**Given problem**
Scan the records and identify every line in which the string "yuan" occurs, then return those lines.

**Material provided**
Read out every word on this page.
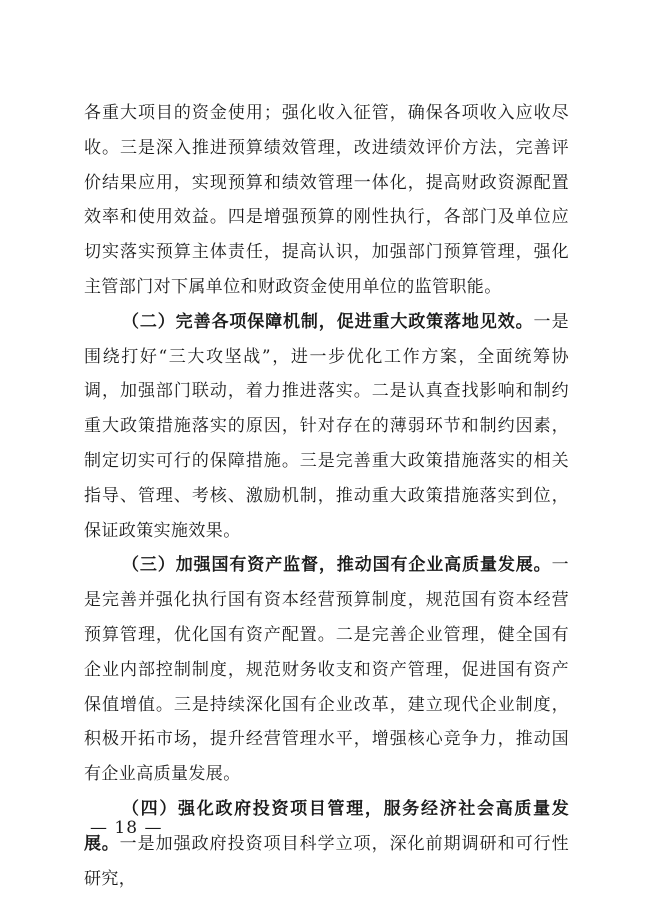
各重大项目的资金使用；强化收入征管，确保各项收入应收尽收。三是深入推进预算绩效管理，改进绩效评价方法，完善评价结果应用，实现预算和绩效管理一体化，提高财政资源配置效率和使用效益。四是增强预算的刚性执行，各部门及单位应切实落实预算主体责任，提高认识，加强部门预算管理，强化主管部门对下属单位和财政资金使用单位的监管职能。

（二）完善各项保障机制，促进重大政策落地见效。一是围绕打好“三大攻坚战”，进一步优化工作方案，全面统筹协调，加强部门联动，着力推进落实。二是认真查找影响和制约重大政策措施落实的原因，针对存在的薄弱环节和制约因素，制定切实可行的保障措施。三是完善重大政策措施落实的相关指导、管理、考核、激励机制，推动重大政策措施落实到位，保证政策实施效果。

（三）加强国有资产监督，推动国有企业高质量发展。一是完善并强化执行国有资本经营预算制度，规范国有资本经营预算管理，优化国有资产配置。二是完善企业管理，健全国有企业内部控制制度，规范财务收支和资产管理，促进国有资产保值增值。三是持续深化国有企业改革，建立现代企业制度，积极开拓市场，提升经营管理水平，增强核心竞争力，推动国有企业高质量发展。

（四）强化政府投资项目管理，服务经济社会高质量发展。一是加强政府投资项目科学立项，深化前期调研和可行性研究，

— 18 —
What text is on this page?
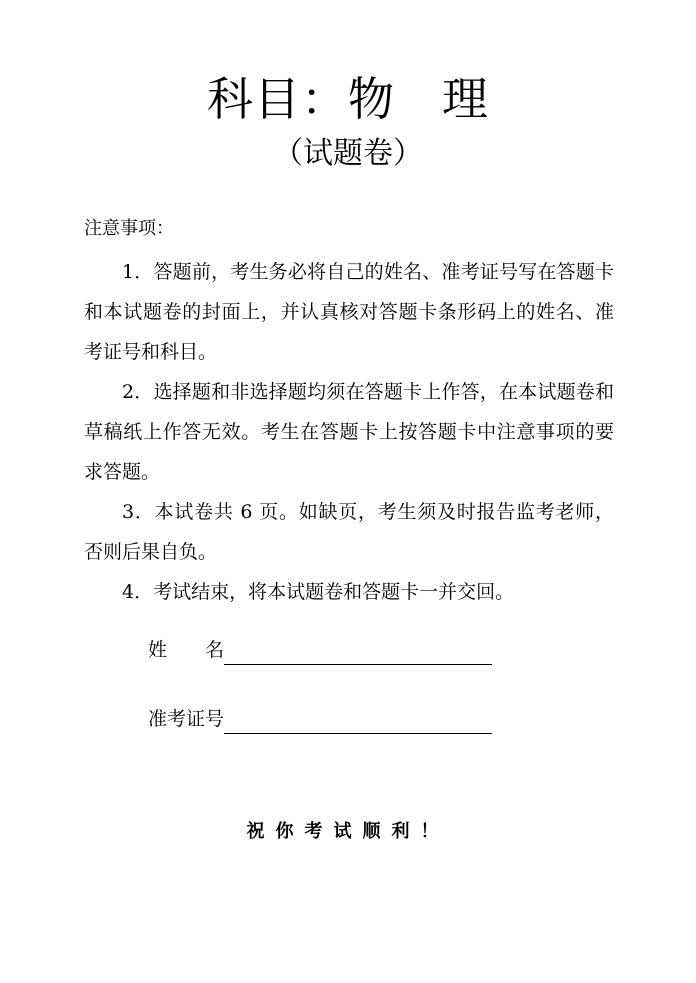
科目：物　理
（试题卷）
注意事项：
1．答题前，考生务必将自己的姓名、准考证号写在答题卡和本试题卷的封面上，并认真核对答题卡条形码上的姓名、准考证号和科目。
2．选择题和非选择题均须在答题卡上作答，在本试题卷和草稿纸上作答无效。考生在答题卡上按答题卡中注意事项的要求答题。
3．本试卷共 6 页。如缺页，考生须及时报告监考老师，否则后果自负。
4．考试结束，将本试题卷和答题卡一并交回。
姓　　名
准考证号
祝你考试顺利！
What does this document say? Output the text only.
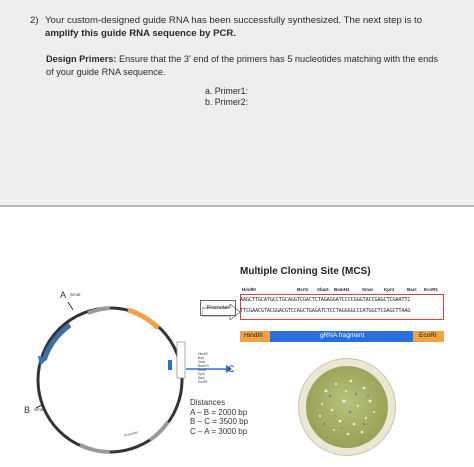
2) Your custom-designed guide RNA has been successfully synthesized. The next step is to
amplify this guide RNA sequence by PCR.
Design Primers: Ensure that the 3' end of the primers has 5 nucleotides matching with the ends
of your guide RNA sequence.
a. Primer1:
b. Primer2:
A SmaI
B SmaI
C
HindIII
BsrI
XbaI
BamHI
SmaI
KpnI
SacI
EcoRI
Promoter
Promoter
Multiple Cloning Site (MCS)
HindIII	BsrI1 XbaI1 BamH1	SmaI KpnI	BacI EcoR1
AAGCTTGCATGCCTGCAGGTCGACTCTAGAGGATCCCCGGGTACCGAGCTCGAATTC
TTCGAACGTACGGACGTCCAGCTGAGATCTCCTAGGGGCCCATGGCTCGAGCTTAAG
HindIII	gRNA fragment	EcoRI
Distances
A – B = 2000 bp
B – C = 3500 bp
C – A = 3000 bp
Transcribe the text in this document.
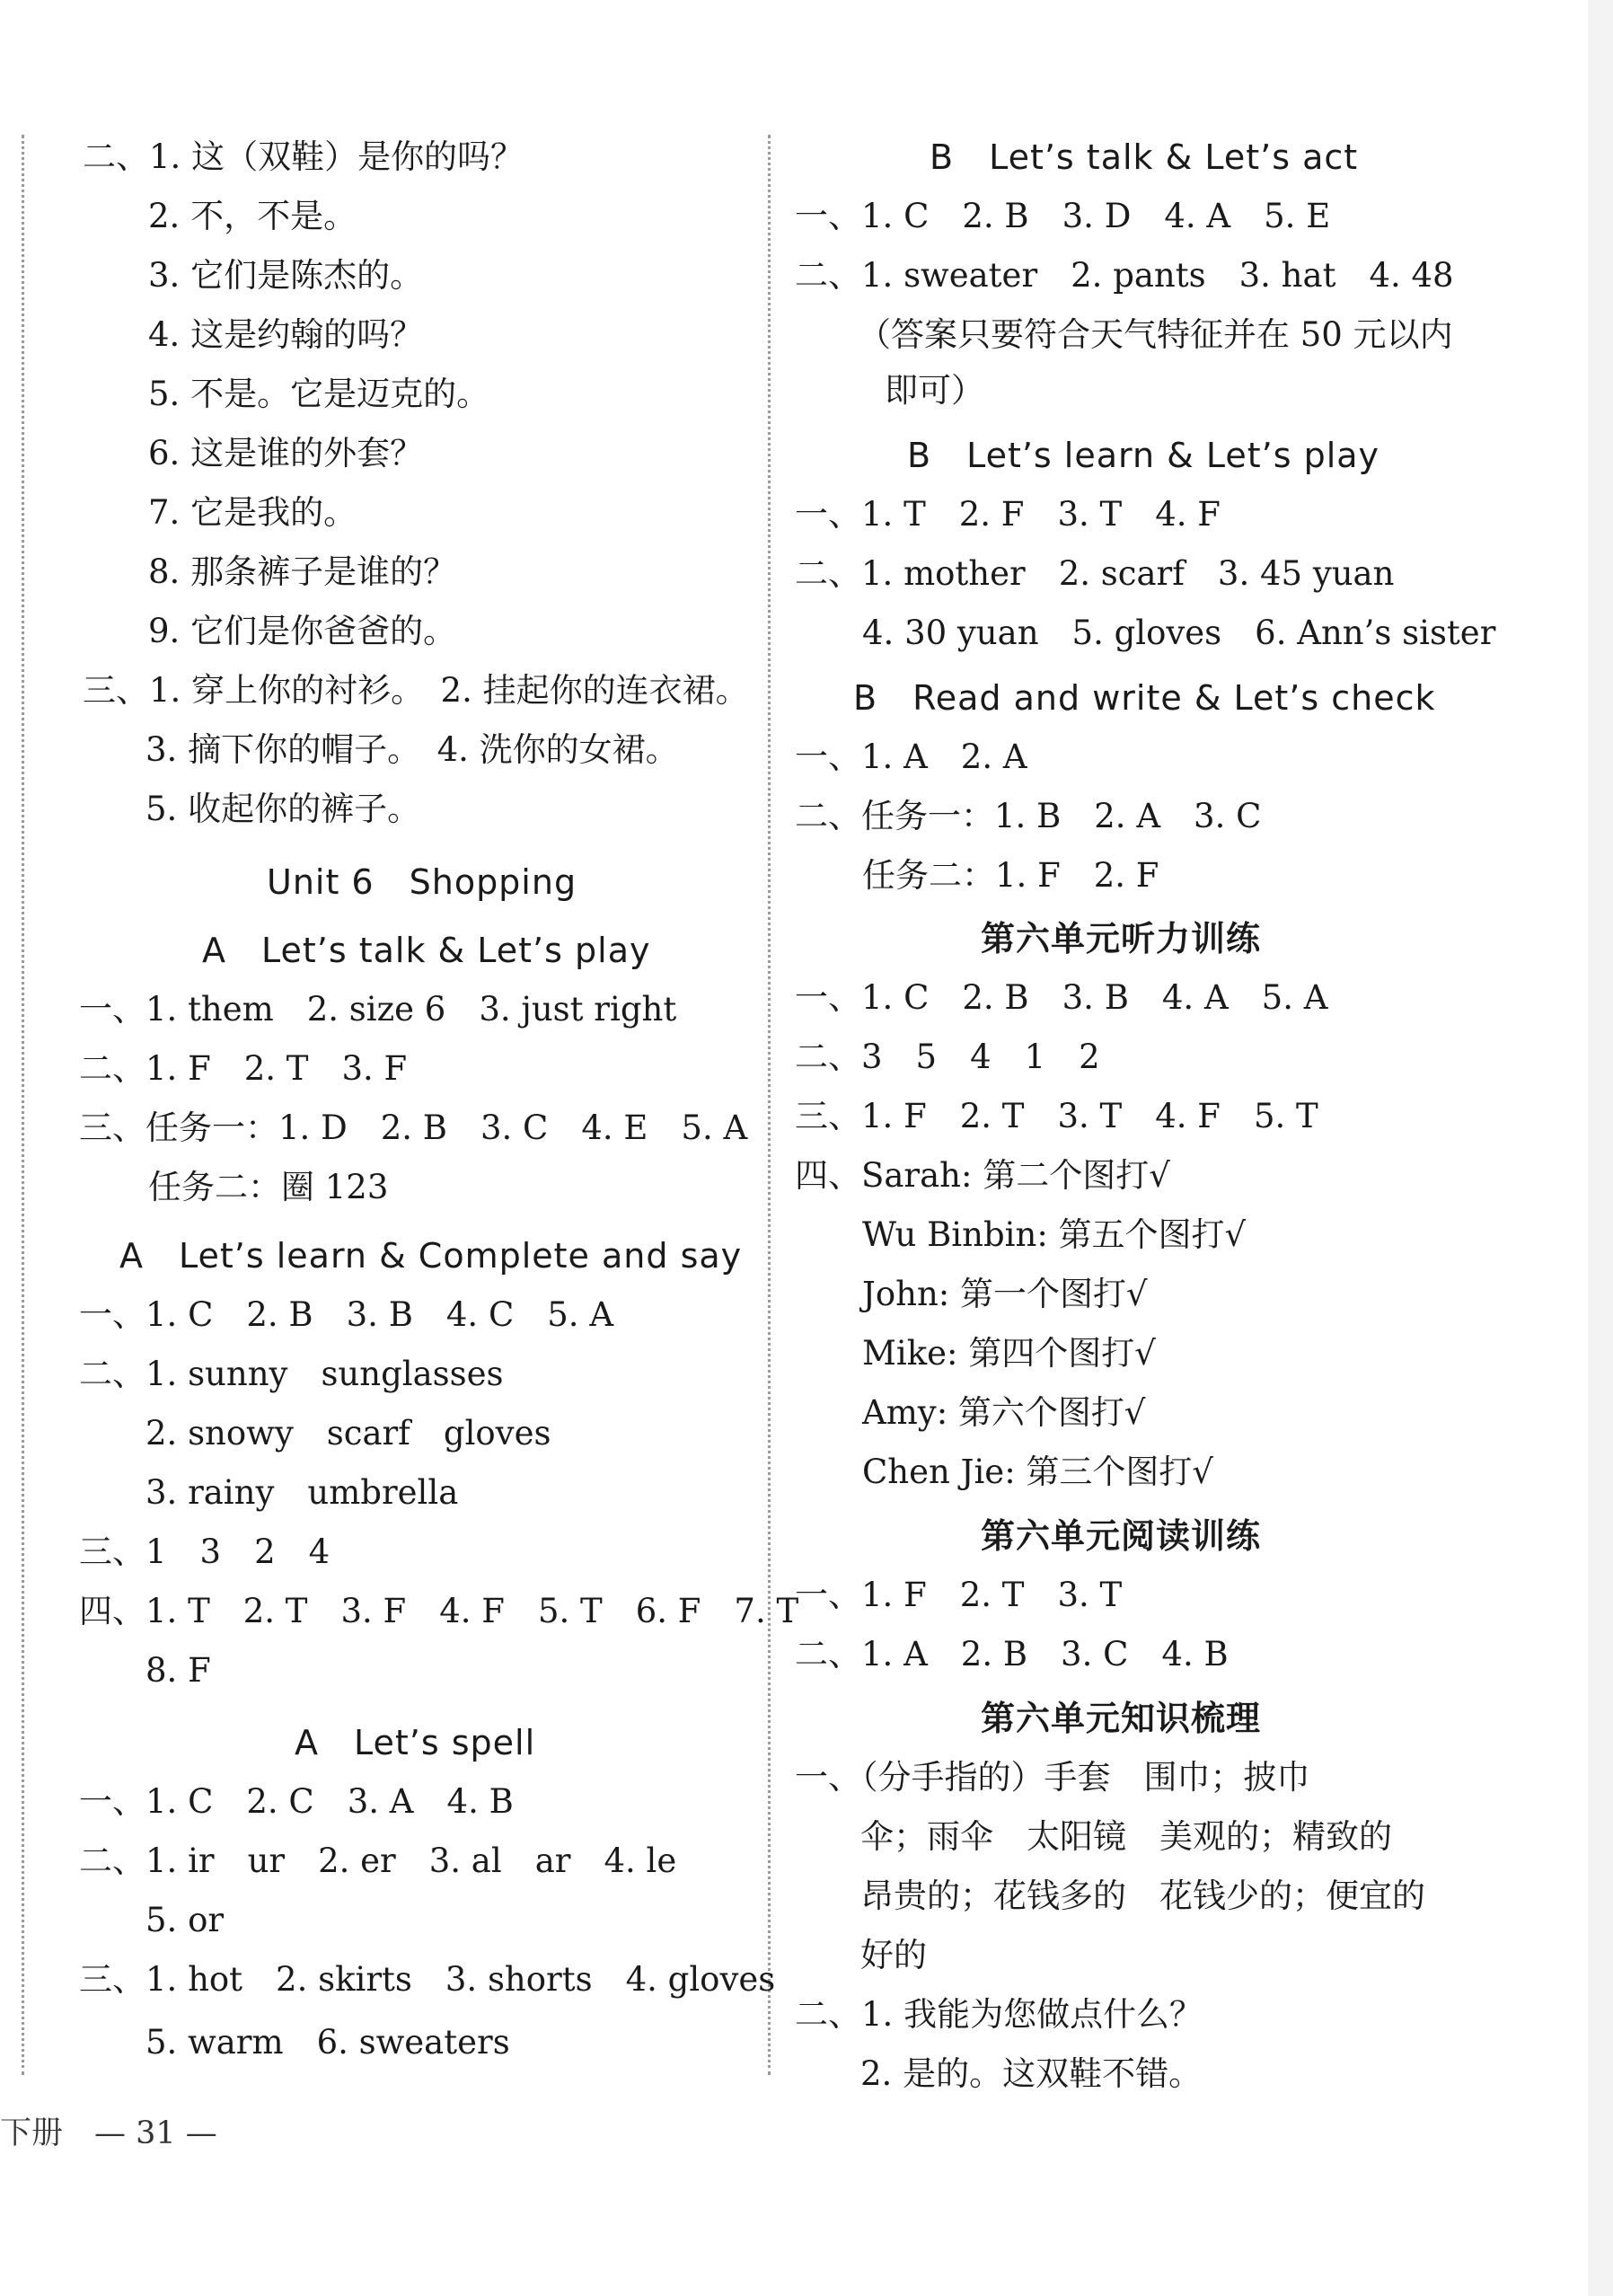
二、1. 这（双鞋）是你的吗？
2. 不，不是。
3. 它们是陈杰的。
4. 这是约翰的吗？
5. 不是。它是迈克的。
6. 这是谁的外套？
7. 它是我的。
8. 那条裤子是谁的？
9. 它们是你爸爸的。
三、1. 穿上你的衬衫。　2. 挂起你的连衣裙。
3. 摘下你的帽子。　4. 洗你的女裙。
5. 收起你的裤子。
Unit 6　Shopping
A　Let’s talk & Let’s play
一、1. them　2. size 6　3. just right
二、1. F　2. T　3. F
三、任务一：1. D　2. B　3. C　4. E　5. A
任务二：圈 123
A　Let’s learn & Complete and say
一、1. C　2. B　3. B　4. C　5. A
二、1. sunny　sunglasses
2. snowy　scarf　gloves
3. rainy　umbrella
三、1　3　2　4
四、1. T　2. T　3. F　4. F　5. T　6. F　7. T
8. F
A　Let’s spell
一、1. C　2. C　3. A　4. B
二、1. ir　ur　2. er　3. al　ar　4. le
5. or
三、1. hot　2. skirts　3. shorts　4. gloves
5. warm　6. sweaters
B　Let’s talk & Let’s act
一、1. C　2. B　3. D　4. A　5. E
二、1. sweater　2. pants　3. hat　4. 48
（答案只要符合天气特征并在 50 元以内
即可）
B　Let’s learn & Let’s play
一、1. T　2. F　3. T　4. F
二、1. mother　2. scarf　3. 45 yuan
4. 30 yuan　5. gloves　6. Ann’s sister
B　Read and write & Let’s check
一、1. A　2. A
二、任务一：1. B　2. A　3. C
任务二：1. F　2. F
第六单元听力训练
一、1. C　2. B　3. B　4. A　5. A
二、3　5　4　1　2
三、1. F　2. T　3. T　4. F　5. T
四、Sarah: 第二个图打√
Wu Binbin: 第五个图打√
John: 第一个图打√
Mike: 第四个图打√
Amy: 第六个图打√
Chen Jie: 第三个图打√
第六单元阅读训练
一、1. F　2. T　3. T
二、1. A　2. B　3. C　4. B
第六单元知识梳理
一、（分手指的）手套　围巾；披巾
伞；雨伞　太阳镜　美观的；精致的
昂贵的；花钱多的　花钱少的；便宜的
好的
二、1. 我能为您做点什么？
2. 是的。这双鞋不错。
下册　— 31 —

**Output**
二、1. mother　2. scarf　3. 45 yuan
4. 30 yuan　5. gloves　6. Ann’s sister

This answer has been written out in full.